--- begin Given data ---

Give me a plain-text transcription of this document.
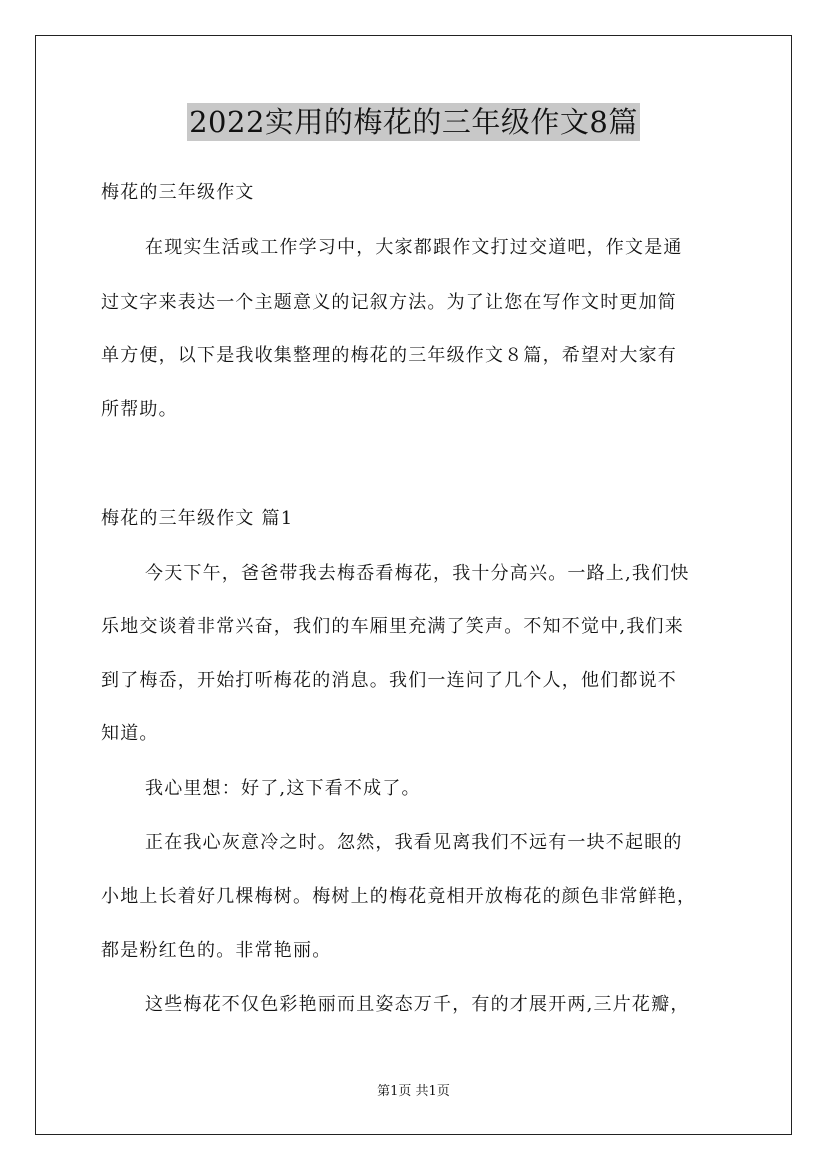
2022实用的梅花的三年级作文8篇
梅花的三年级作文
在现实生活或工作学习中，大家都跟作文打过交道吧，作文是通
过文字来表达一个主题意义的记叙方法。为了让您在写作文时更加简
单方便，以下是我收集整理的梅花的三年级作文８篇，希望对大家有
所帮助。
梅花的三年级作文 篇1
今天下午，爸爸带我去梅岙看梅花，我十分高兴。一路上,我们快
乐地交谈着非常兴奋，我们的车厢里充满了笑声。不知不觉中,我们来
到了梅岙，开始打听梅花的消息。我们一连问了几个人，他们都说不
知道。
我心里想：好了,这下看不成了。
正在我心灰意冷之时。忽然，我看见离我们不远有一块不起眼的
小地上长着好几棵梅树。梅树上的梅花竟相开放梅花的颜色非常鲜艳，
都是粉红色的。非常艳丽。
这些梅花不仅色彩艳丽而且姿态万千，有的才展开两,三片花瓣，
第1页 共1页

--- end Given data ---

◆ Written task ◆
Repeat the data in full and exactly. Omit pictures.

◆ Expected output ◆
Give me a plain-text transcription of this document.
2022实用的梅花的三年级作文8篇
梅花的三年级作文
在现实生活或工作学习中，大家都跟作文打过交道吧，作文是通
过文字来表达一个主题意义的记叙方法。为了让您在写作文时更加简
单方便，以下是我收集整理的梅花的三年级作文８篇，希望对大家有
所帮助。
梅花的三年级作文 篇1
今天下午，爸爸带我去梅岙看梅花，我十分高兴。一路上,我们快
乐地交谈着非常兴奋，我们的车厢里充满了笑声。不知不觉中,我们来
到了梅岙，开始打听梅花的消息。我们一连问了几个人，他们都说不
知道。
我心里想：好了,这下看不成了。
正在我心灰意冷之时。忽然，我看见离我们不远有一块不起眼的
小地上长着好几棵梅树。梅树上的梅花竟相开放梅花的颜色非常鲜艳，
都是粉红色的。非常艳丽。
这些梅花不仅色彩艳丽而且姿态万千，有的才展开两,三片花瓣，
第1页 共1页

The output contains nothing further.